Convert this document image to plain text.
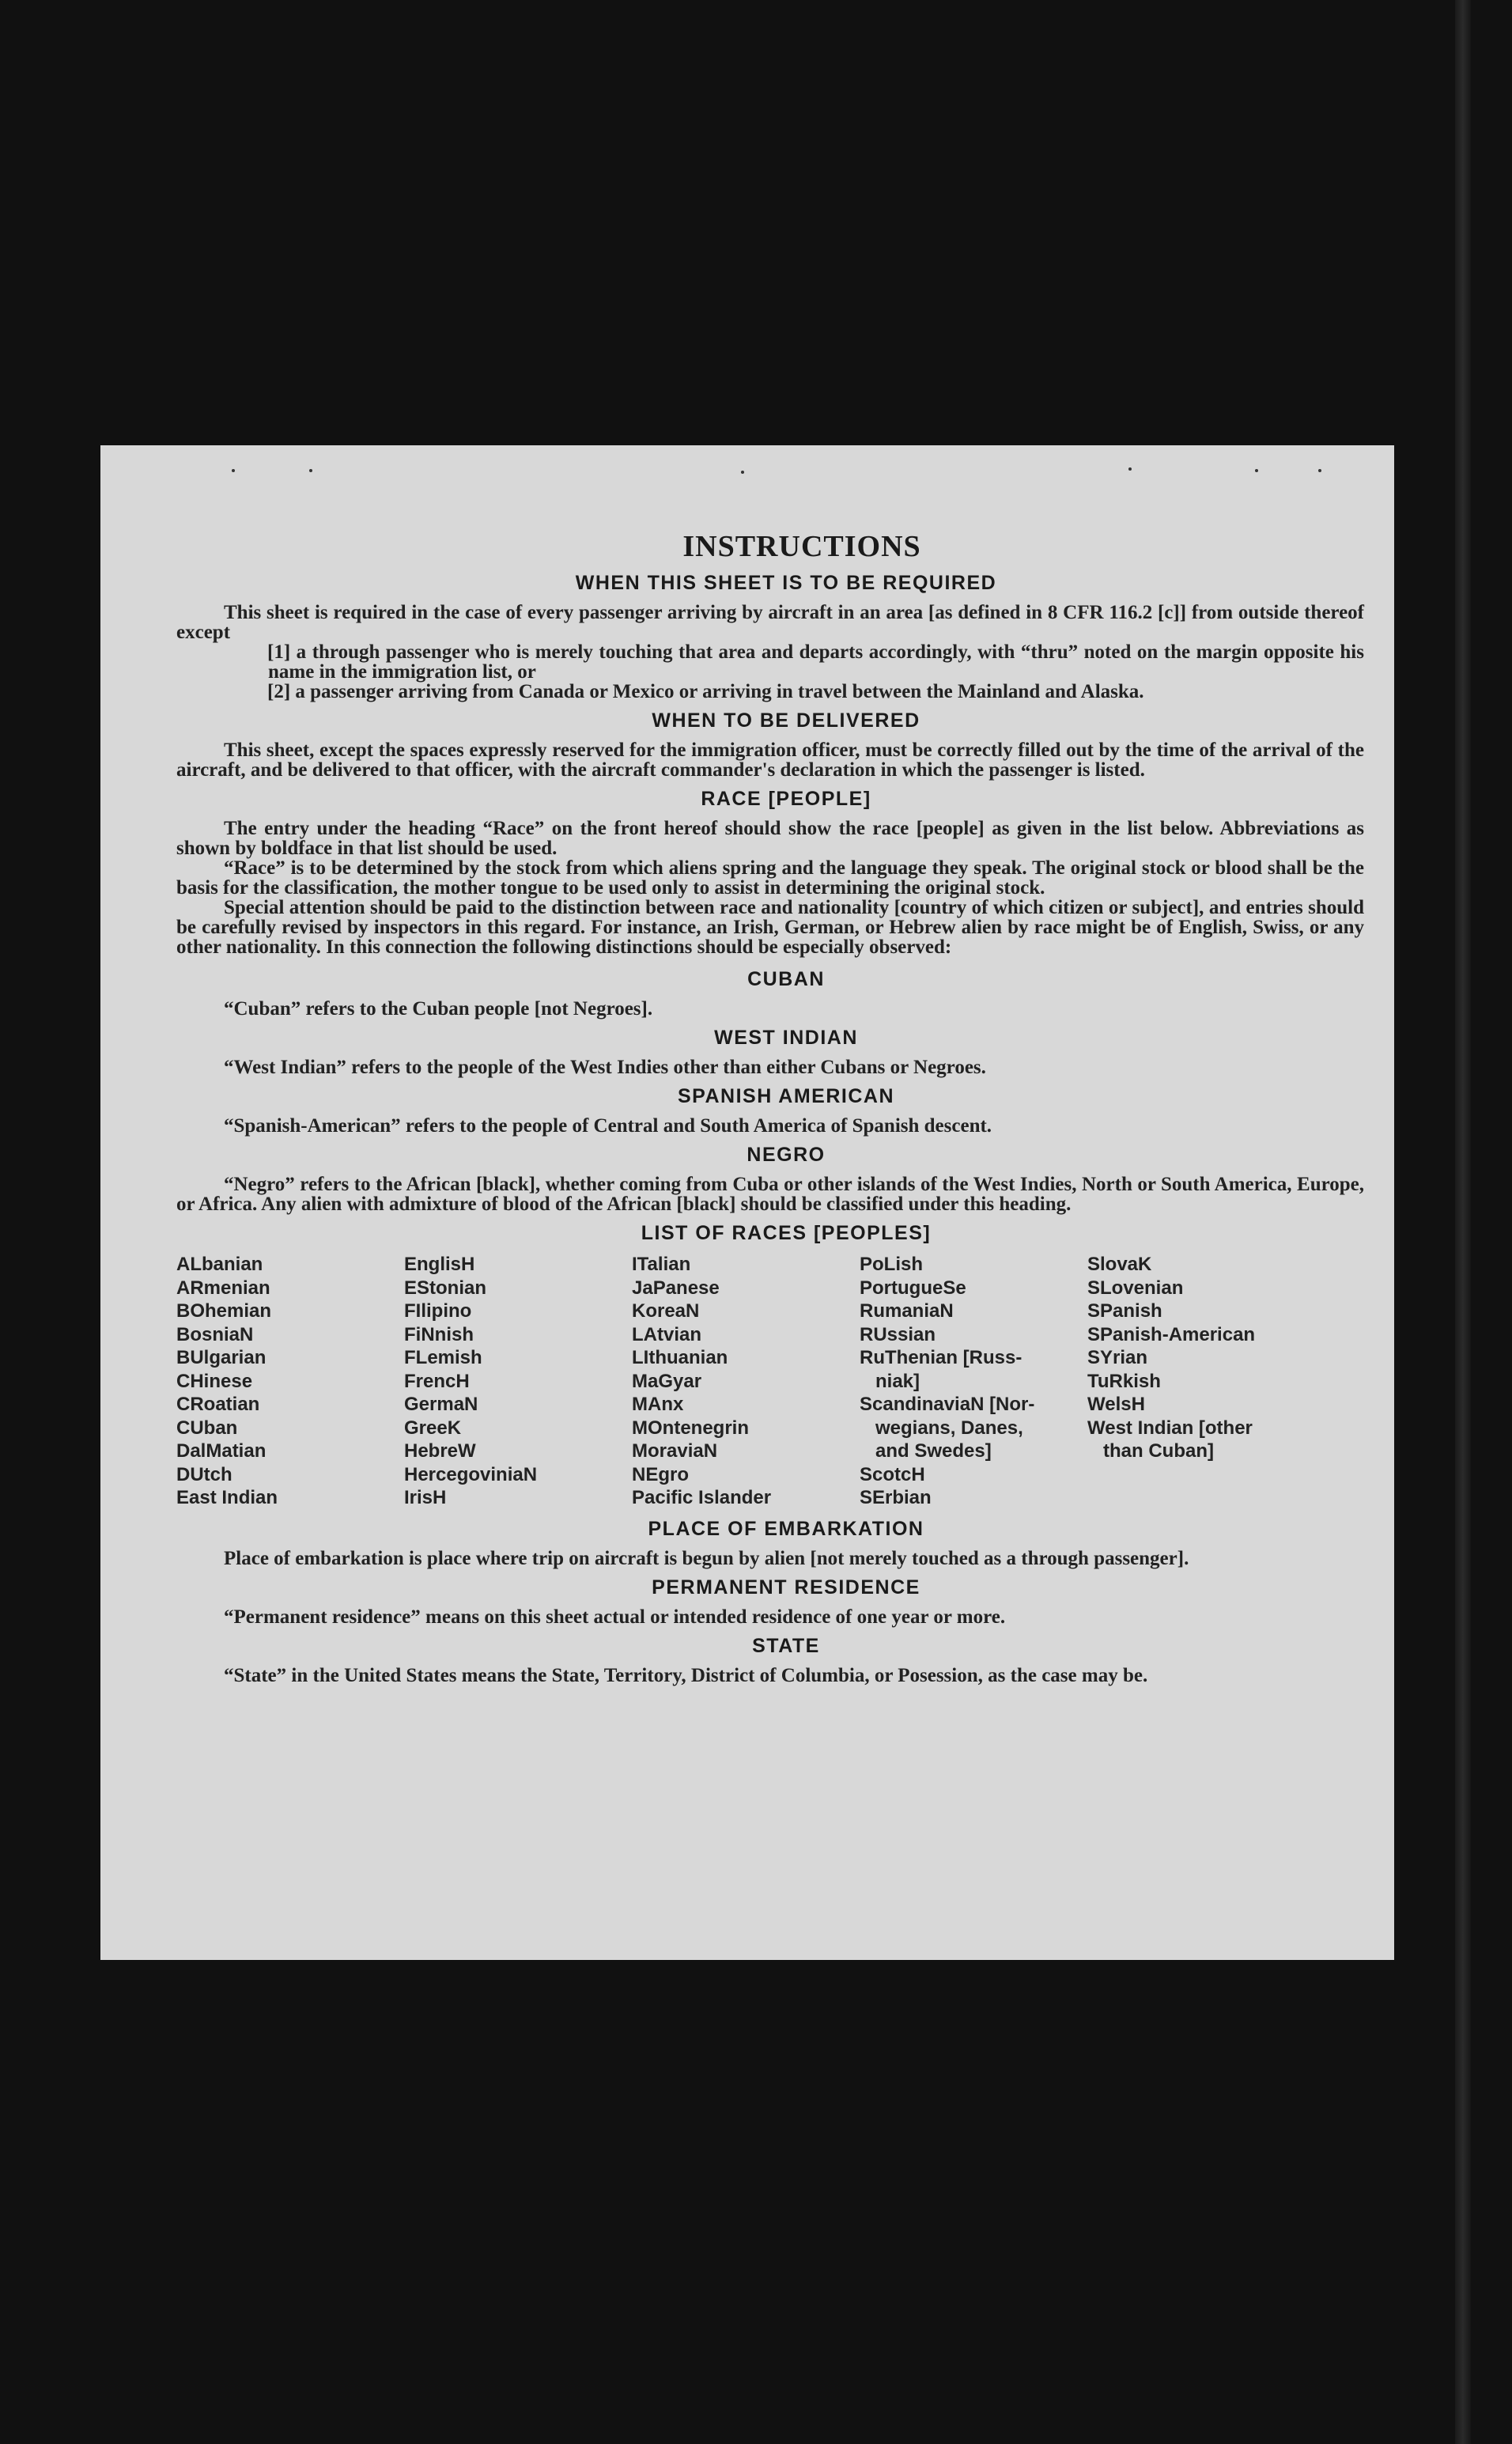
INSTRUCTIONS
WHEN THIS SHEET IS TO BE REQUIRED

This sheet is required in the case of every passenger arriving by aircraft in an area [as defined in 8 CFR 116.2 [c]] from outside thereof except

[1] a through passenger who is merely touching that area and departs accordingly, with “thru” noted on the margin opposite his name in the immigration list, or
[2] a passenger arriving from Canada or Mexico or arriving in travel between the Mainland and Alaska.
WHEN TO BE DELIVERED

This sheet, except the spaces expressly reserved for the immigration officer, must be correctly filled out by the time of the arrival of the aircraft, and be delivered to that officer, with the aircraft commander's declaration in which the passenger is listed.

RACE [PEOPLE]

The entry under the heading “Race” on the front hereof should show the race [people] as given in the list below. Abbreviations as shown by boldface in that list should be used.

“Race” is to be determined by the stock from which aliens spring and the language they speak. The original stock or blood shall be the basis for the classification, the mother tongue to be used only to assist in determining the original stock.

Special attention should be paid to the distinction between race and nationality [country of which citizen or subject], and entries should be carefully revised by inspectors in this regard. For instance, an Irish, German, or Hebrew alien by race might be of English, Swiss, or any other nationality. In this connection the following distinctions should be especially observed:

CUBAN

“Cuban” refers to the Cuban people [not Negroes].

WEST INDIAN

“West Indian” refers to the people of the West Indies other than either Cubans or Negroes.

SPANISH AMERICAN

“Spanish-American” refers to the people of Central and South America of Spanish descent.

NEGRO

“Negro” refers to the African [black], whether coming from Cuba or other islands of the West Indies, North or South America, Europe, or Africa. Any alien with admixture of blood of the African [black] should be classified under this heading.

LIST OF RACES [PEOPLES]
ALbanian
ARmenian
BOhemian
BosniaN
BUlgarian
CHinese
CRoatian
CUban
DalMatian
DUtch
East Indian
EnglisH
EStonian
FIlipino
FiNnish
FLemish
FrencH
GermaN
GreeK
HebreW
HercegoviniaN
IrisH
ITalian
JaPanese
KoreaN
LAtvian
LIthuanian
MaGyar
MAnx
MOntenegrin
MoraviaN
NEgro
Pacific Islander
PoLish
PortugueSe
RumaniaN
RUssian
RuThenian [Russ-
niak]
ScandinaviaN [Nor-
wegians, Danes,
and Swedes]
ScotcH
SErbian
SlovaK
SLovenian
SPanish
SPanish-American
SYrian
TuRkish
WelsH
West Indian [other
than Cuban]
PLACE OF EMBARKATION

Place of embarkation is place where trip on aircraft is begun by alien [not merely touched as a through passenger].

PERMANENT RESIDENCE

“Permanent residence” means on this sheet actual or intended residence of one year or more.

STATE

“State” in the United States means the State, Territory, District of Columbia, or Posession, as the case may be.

--

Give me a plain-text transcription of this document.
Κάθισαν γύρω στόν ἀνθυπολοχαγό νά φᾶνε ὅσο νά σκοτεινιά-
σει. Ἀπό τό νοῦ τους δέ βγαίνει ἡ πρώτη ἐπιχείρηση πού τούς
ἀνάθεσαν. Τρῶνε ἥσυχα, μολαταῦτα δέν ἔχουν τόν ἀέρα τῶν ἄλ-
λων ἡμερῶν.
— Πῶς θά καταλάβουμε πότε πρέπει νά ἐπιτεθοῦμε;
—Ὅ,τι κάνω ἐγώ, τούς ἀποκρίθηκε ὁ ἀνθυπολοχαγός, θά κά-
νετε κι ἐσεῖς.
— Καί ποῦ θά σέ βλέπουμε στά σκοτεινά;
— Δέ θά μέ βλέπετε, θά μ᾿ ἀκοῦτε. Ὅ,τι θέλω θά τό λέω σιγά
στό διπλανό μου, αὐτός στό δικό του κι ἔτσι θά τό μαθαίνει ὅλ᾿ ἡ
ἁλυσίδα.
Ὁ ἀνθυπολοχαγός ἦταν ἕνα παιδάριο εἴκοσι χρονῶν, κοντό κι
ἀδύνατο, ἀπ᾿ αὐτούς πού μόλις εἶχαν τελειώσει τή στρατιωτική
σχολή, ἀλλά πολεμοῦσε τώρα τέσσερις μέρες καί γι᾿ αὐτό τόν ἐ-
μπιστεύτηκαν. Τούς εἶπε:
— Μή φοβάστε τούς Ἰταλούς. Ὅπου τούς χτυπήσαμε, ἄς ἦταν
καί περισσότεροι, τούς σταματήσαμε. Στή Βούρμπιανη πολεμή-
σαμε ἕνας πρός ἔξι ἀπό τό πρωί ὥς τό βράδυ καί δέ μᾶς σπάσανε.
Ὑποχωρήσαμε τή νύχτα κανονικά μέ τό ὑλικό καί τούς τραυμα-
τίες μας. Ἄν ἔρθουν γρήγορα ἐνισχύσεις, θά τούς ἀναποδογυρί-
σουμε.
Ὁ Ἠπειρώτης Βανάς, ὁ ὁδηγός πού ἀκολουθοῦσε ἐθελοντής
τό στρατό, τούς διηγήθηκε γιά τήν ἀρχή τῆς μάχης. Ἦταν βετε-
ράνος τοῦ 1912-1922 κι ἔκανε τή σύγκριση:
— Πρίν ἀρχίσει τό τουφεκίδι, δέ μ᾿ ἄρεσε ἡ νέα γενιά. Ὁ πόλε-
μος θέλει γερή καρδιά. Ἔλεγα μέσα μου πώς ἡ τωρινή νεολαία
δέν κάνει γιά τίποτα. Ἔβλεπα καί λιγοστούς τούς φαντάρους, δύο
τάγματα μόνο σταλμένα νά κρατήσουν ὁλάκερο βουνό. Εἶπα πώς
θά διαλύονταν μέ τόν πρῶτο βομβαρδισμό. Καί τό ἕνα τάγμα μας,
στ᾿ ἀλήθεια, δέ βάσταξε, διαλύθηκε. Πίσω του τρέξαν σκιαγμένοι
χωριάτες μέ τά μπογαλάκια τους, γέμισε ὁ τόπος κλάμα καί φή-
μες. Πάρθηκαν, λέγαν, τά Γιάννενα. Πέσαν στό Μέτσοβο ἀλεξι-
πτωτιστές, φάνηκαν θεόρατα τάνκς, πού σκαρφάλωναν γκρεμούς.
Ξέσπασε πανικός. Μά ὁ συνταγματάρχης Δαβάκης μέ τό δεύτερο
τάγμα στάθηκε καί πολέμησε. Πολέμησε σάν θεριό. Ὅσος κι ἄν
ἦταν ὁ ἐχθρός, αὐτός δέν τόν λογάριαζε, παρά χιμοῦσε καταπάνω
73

*GIVEN EXERCISE*
Go through the records and copy each line with "text" in it.

*EXERCISE OUTPUT*
Convert this document image to plain text.
Give me a plain-text transcription of this document.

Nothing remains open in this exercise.